**EXERCISE:**
Tally up how many lines in the listing below contain the string "screenshot", and give only the total.

**Stored data:**
━━━━━━━━━━━━━━━━━━━━
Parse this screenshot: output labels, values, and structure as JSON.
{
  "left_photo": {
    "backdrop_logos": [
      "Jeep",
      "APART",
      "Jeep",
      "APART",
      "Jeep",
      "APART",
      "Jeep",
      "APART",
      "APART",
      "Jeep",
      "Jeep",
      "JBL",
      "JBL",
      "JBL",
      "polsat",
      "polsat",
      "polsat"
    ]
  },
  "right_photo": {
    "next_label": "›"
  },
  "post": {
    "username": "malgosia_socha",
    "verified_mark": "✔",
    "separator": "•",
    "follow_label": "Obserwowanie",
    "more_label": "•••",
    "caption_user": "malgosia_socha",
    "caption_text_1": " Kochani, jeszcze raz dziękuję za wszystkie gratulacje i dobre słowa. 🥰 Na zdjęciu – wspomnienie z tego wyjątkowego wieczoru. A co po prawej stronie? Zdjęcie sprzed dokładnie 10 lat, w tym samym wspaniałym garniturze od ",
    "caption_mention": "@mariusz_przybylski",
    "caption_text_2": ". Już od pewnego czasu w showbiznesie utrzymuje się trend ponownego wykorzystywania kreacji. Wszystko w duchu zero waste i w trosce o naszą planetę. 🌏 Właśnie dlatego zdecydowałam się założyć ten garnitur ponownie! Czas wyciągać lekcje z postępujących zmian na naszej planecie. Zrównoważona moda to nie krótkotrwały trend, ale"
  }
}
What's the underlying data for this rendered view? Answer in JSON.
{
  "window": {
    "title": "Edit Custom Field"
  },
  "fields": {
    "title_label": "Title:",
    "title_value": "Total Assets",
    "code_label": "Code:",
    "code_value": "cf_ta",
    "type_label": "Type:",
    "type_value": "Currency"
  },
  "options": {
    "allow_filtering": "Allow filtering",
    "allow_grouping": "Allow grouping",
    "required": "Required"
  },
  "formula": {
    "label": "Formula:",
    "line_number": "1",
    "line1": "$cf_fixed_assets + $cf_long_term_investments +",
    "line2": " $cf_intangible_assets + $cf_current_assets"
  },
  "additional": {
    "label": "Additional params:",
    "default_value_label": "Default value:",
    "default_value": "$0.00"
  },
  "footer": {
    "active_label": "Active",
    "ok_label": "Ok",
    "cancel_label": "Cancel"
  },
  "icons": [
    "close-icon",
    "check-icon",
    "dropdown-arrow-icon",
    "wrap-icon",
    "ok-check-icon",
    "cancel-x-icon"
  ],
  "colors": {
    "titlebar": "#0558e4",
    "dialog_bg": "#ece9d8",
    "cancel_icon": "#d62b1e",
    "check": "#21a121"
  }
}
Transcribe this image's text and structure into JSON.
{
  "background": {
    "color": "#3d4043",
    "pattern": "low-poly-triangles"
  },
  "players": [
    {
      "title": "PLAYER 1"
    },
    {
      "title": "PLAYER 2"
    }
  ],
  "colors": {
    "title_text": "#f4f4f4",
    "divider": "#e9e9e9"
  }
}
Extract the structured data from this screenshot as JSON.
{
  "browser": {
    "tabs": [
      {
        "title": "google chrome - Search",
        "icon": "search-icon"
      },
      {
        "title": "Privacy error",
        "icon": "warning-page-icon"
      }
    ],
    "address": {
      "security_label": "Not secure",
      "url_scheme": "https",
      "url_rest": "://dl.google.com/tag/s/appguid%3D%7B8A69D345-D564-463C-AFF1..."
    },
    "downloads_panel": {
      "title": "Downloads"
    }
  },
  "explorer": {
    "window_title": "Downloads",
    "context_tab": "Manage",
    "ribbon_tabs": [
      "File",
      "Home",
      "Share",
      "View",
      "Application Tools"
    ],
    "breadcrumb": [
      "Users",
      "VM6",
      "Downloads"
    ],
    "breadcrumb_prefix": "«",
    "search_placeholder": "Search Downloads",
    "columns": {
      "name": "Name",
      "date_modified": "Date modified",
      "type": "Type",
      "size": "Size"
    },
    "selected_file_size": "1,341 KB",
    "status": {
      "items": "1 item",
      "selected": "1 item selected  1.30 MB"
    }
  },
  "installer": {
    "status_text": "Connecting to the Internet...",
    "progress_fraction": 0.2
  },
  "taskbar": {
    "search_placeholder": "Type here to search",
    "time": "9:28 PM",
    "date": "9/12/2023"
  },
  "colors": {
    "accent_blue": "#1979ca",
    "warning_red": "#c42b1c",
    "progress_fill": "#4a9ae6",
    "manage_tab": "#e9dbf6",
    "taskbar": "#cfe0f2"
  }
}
━━━━━━━━━━━━━━━━━━━━
**EXERCISE RESULT:**
2